** start **

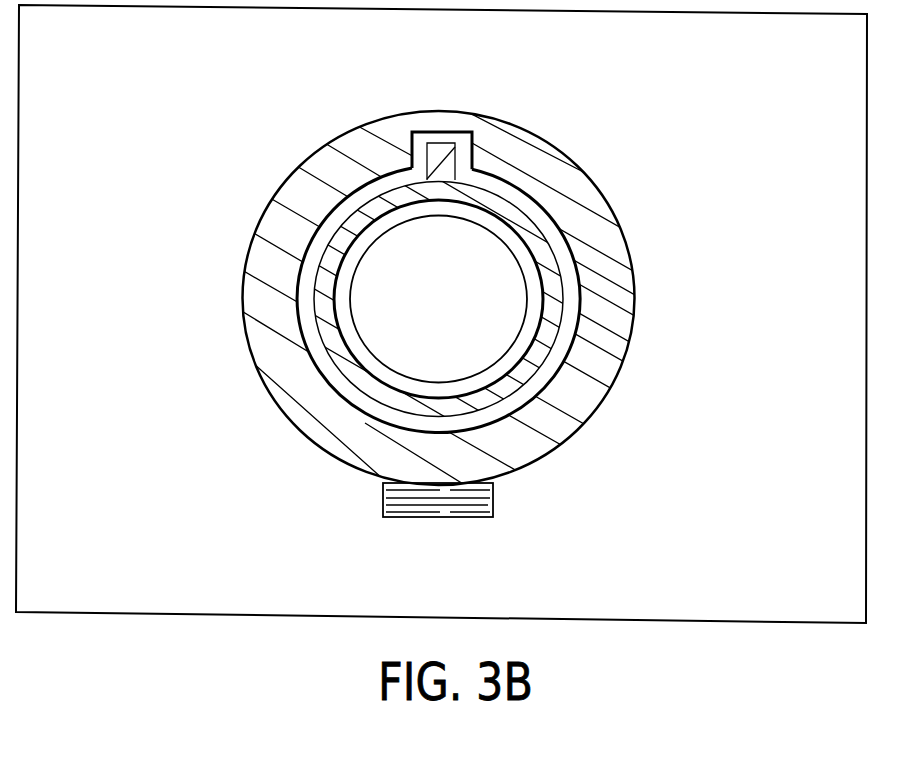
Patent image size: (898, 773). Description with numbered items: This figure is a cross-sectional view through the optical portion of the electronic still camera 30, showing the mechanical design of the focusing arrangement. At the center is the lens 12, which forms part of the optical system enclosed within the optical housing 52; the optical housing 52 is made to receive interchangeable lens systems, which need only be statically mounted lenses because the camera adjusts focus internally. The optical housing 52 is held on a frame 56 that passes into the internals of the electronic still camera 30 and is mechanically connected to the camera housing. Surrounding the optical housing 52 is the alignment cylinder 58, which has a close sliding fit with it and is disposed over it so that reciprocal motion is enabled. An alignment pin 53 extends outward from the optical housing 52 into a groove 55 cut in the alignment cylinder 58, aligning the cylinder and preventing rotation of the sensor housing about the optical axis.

The electronic still camera 30 is at (746, 78).
The alignment cylinder 58 is at (505, 148).
The groove 55 is at (442, 106).
The alignment pin 53 is at (408, 146).
The optical housing 52 is at (556, 229).
The lens 12 is at (505, 319).
The frame 56 is at (493, 500).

** end **

• [Goal]
Render each line of the material above as a Markdown table with the columns Row and Line, numbering the rows and skipping blank lines. Leave the pictures out of the answer.

• [Written solution]
| Row | Line |
|---|---|
| 1 | Patent image size: (898, 773). Description with numbered items: This figure is a cross-sectional view through the optical portion of the electronic still camera 30, showing the mechanical design of the focusing arrangement. At the center is the lens 12, which forms part of the optical system enclosed within the optical housing 52; the optical housing 52 is made to receive interchangeable lens systems, which need only be statically mounted lenses because the camera adjusts focus internally. The optical housing 52 is held on a frame 56 that passes into the internals of the electronic still camera 30 and is mechanically connected to the camera housing. Surrounding the optical housing 52 is the alignment cylinder 58, which has a close sliding fit with it and is disposed over it so that reciprocal motion is enabled. An alignment pin 53 extends outward from the optical housing 52 into a groove 55 cut in the alignment cylinder 58, aligning the cylinder and preventing rotation of the sensor housing about the optical axis. |
| 2 | The electronic still camera 30 is at (746, 78). |
| 3 | The alignment cylinder 58 is at (505, 148). |
| 4 | The groove 55 is at (442, 106). |
| 5 | The alignment pin 53 is at (408, 146). |
| 6 | The optical housing 52 is at (556, 229). |
| 7 | The lens 12 is at (505, 319). |
| 8 | The frame 56 is at (493, 500). |